TASK OBJECTIVE:
Nothing but a number should be written: the count of lines below that contain "slower".

Text content records for pages:
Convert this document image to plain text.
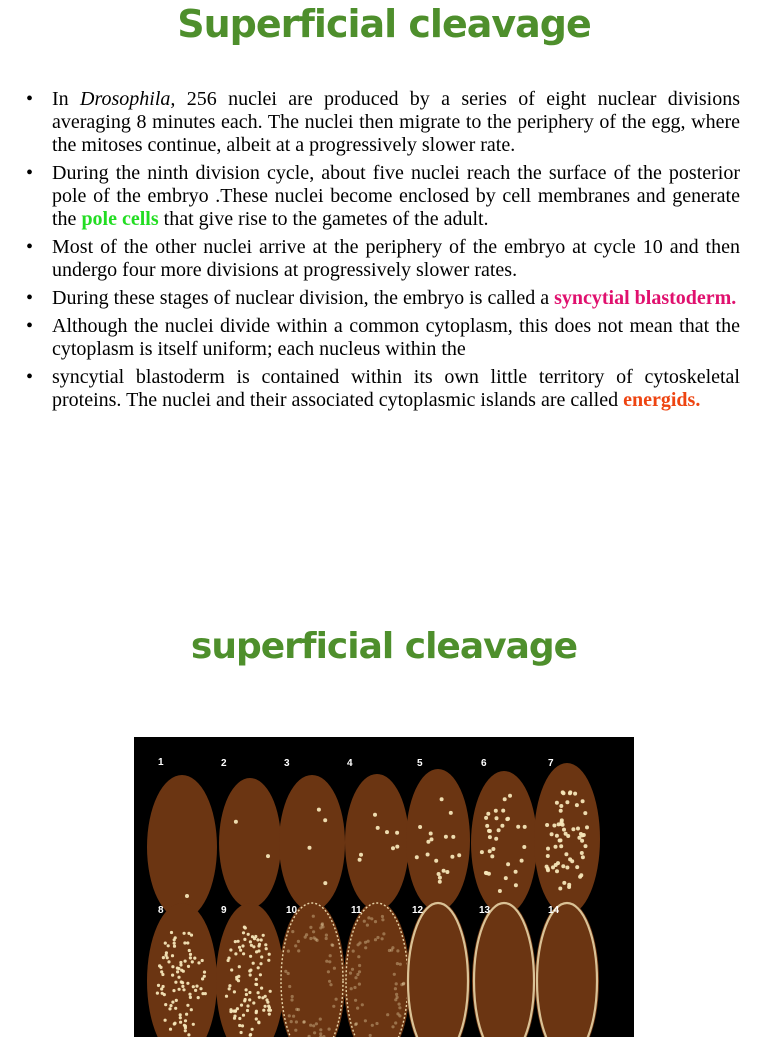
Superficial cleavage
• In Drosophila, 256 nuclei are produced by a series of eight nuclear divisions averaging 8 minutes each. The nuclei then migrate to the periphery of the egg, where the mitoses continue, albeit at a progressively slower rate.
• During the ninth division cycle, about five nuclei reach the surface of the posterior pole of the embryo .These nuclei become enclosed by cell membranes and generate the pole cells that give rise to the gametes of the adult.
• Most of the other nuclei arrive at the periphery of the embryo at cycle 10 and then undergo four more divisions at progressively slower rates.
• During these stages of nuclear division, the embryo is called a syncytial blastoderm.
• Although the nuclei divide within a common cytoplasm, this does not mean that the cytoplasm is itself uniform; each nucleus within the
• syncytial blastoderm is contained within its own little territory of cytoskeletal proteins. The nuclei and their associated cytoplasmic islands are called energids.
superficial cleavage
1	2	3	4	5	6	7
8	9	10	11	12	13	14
---
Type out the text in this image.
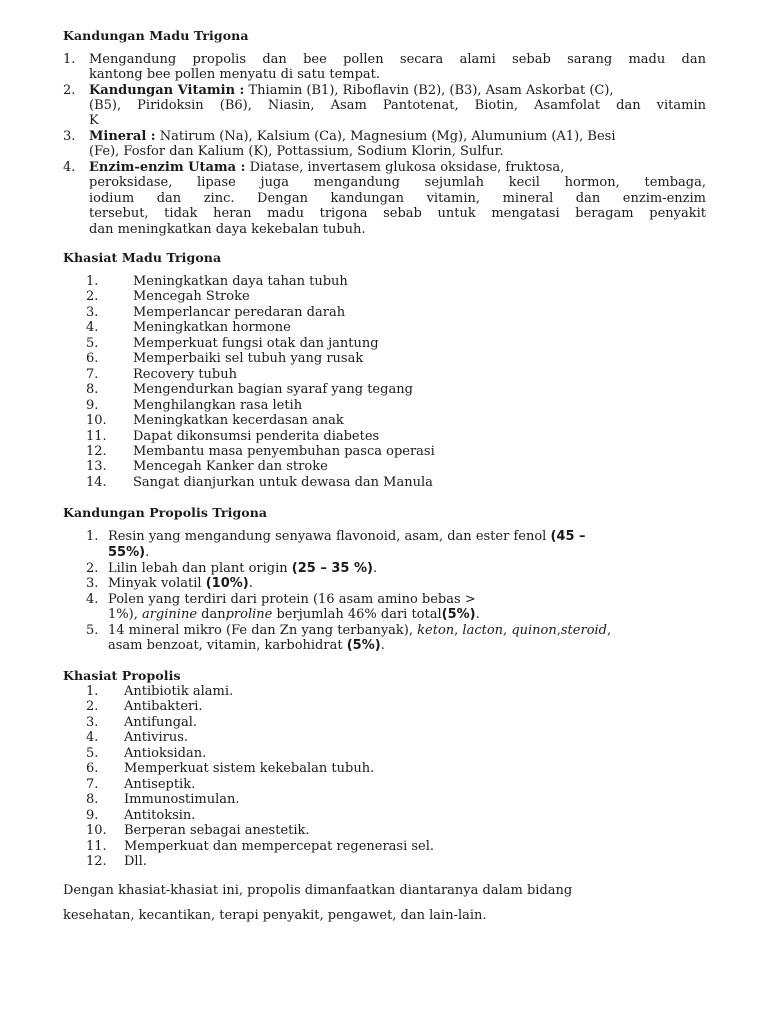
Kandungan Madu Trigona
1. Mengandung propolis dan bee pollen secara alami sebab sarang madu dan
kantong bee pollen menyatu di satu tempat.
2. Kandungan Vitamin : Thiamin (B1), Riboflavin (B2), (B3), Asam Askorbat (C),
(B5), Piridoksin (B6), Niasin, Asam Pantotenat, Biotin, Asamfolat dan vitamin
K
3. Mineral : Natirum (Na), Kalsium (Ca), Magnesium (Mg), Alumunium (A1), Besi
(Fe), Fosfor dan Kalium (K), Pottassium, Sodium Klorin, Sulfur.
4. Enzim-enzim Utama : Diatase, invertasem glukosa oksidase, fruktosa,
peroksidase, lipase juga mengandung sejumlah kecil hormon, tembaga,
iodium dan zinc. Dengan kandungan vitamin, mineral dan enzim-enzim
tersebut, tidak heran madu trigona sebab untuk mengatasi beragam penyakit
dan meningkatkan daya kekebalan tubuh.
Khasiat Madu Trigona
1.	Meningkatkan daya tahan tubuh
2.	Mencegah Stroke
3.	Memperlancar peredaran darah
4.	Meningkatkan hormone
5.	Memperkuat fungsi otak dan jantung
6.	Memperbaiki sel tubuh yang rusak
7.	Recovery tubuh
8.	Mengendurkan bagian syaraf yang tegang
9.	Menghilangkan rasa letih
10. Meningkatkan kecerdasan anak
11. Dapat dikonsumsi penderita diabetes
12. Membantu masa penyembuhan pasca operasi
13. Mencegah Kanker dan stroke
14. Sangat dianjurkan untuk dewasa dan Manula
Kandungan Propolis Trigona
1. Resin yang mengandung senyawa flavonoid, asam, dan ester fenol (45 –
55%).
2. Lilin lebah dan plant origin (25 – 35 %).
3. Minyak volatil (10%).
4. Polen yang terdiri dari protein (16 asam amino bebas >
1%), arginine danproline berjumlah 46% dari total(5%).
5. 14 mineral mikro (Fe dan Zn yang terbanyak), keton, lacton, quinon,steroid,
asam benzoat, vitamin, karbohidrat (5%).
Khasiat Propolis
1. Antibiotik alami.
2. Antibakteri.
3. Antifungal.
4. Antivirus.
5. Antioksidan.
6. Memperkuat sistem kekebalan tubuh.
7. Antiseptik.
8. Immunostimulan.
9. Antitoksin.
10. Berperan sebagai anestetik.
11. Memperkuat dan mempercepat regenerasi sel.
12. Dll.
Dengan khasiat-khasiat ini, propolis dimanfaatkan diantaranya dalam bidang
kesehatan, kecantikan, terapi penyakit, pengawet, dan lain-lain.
...
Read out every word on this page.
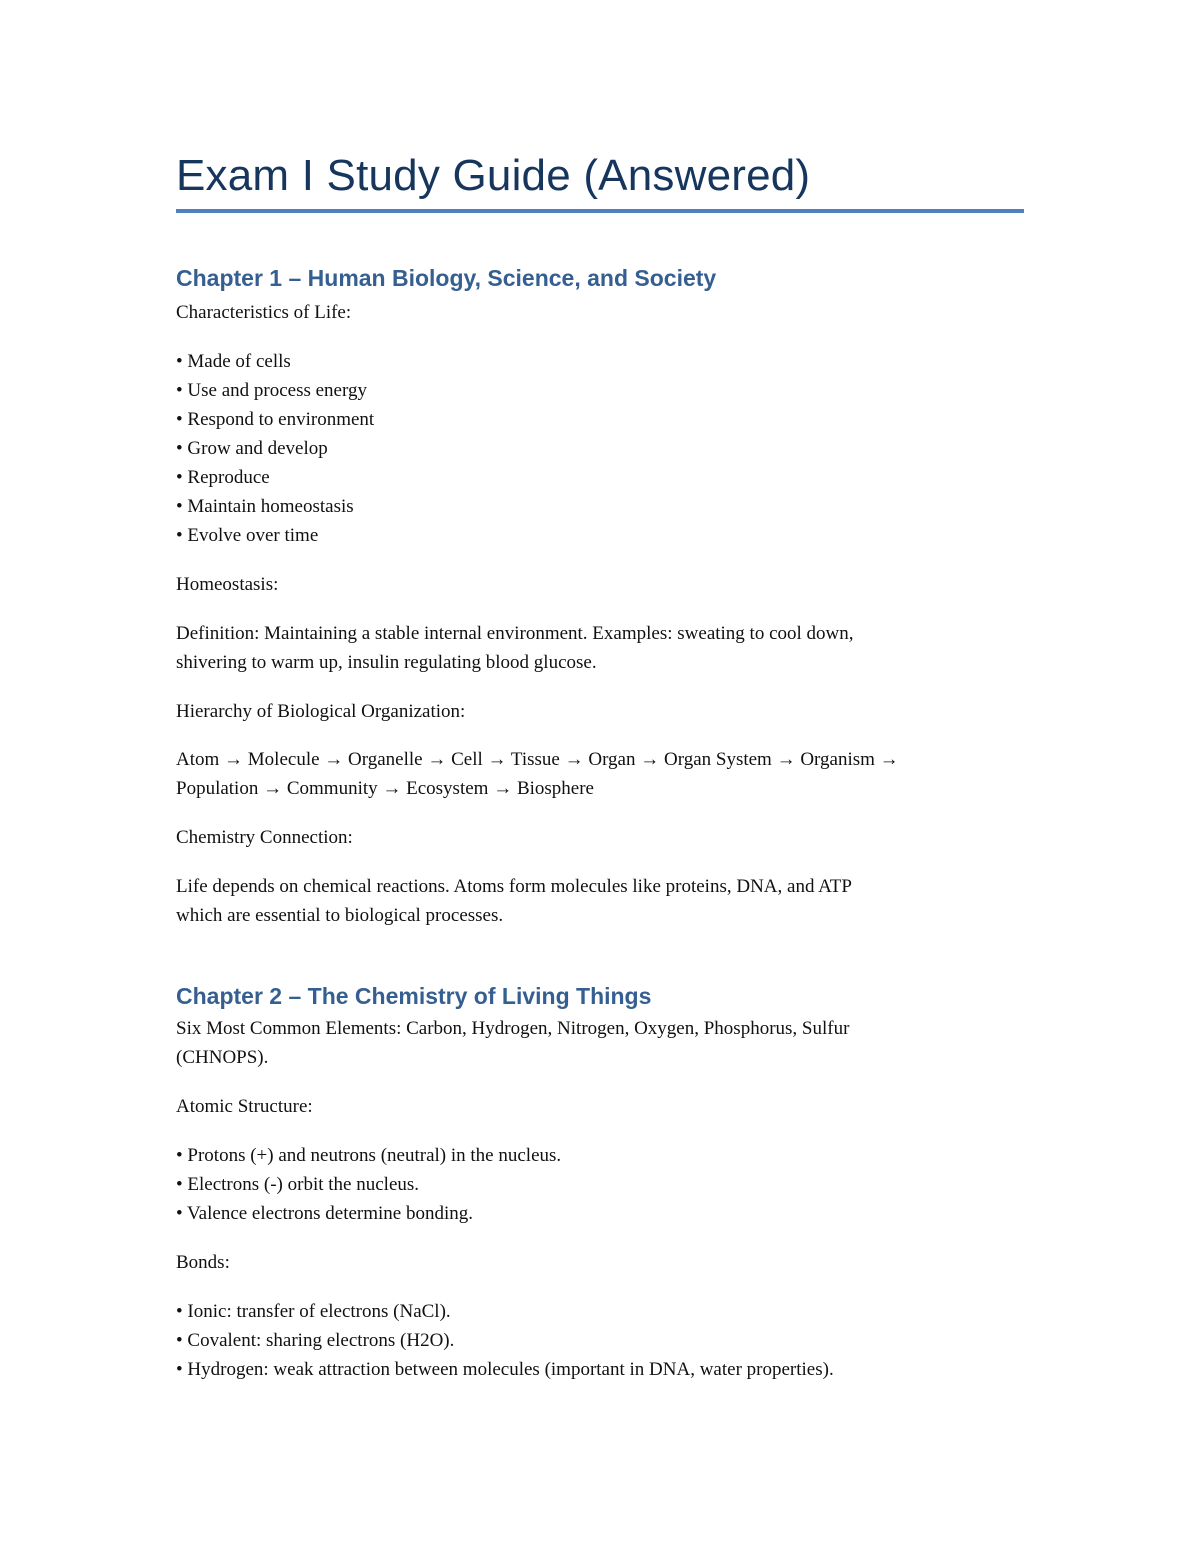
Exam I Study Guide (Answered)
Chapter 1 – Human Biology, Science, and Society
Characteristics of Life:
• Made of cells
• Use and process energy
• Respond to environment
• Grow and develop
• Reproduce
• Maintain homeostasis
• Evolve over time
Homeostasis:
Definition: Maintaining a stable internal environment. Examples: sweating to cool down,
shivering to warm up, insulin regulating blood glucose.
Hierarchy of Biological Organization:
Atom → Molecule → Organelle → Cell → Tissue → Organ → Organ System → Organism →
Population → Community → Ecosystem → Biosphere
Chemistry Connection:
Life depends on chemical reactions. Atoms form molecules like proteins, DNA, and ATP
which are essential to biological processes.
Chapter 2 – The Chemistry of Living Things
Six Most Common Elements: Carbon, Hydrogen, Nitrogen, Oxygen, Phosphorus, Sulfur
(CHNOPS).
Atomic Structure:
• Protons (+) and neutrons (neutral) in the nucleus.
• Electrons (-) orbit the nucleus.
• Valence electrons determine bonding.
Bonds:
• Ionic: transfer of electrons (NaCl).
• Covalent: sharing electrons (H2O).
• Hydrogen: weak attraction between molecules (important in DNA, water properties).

YOUR SOLUTION:
2